** BEGIN SUPPLIED RECORDS **

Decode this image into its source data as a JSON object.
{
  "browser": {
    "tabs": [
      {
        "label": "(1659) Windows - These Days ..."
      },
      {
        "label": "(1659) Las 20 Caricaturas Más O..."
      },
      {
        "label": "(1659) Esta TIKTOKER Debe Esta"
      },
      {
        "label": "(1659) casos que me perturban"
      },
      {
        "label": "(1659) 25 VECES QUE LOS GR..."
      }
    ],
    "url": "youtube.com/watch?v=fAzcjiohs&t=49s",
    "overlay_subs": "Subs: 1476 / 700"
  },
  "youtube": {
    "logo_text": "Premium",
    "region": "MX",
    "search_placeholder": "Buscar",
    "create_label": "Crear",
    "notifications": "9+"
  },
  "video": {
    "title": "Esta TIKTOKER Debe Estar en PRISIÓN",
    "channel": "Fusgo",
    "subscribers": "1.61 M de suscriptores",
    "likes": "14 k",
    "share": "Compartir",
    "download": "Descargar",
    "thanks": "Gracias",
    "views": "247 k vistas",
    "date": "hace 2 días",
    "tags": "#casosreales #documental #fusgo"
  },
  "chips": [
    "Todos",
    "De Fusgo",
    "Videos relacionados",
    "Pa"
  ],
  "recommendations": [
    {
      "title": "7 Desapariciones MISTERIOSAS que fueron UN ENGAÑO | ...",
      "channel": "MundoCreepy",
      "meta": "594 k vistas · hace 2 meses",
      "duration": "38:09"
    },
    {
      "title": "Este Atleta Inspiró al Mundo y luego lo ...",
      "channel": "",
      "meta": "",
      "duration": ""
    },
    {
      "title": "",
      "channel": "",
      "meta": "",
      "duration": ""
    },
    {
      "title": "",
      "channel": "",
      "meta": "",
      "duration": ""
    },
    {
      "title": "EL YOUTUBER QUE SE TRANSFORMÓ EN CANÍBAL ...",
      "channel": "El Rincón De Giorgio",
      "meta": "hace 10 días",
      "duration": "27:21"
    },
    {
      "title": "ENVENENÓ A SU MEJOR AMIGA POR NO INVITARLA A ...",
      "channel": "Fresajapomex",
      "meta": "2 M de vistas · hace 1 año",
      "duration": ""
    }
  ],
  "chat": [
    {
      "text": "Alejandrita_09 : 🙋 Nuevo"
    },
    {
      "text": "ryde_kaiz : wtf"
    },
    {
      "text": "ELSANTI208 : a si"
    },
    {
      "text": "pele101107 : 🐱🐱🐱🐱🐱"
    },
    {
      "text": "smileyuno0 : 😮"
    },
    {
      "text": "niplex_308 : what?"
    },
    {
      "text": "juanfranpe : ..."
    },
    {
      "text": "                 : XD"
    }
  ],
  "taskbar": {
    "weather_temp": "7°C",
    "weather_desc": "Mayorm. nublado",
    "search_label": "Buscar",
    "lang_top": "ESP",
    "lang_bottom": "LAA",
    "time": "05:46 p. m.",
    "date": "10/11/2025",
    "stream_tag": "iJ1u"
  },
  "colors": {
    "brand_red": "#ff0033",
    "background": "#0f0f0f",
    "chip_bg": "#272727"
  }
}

** END SUPPLIED RECORDS **

● TASK STATEMENT: Search the listing for the string "vistas". Copy each line where it turns up.

● FULL OUTPUT:
    "views": "247 k vistas",
      "meta": "594 k vistas · hace 2 meses",
      "meta": "2 M de vistas · hace 1 año",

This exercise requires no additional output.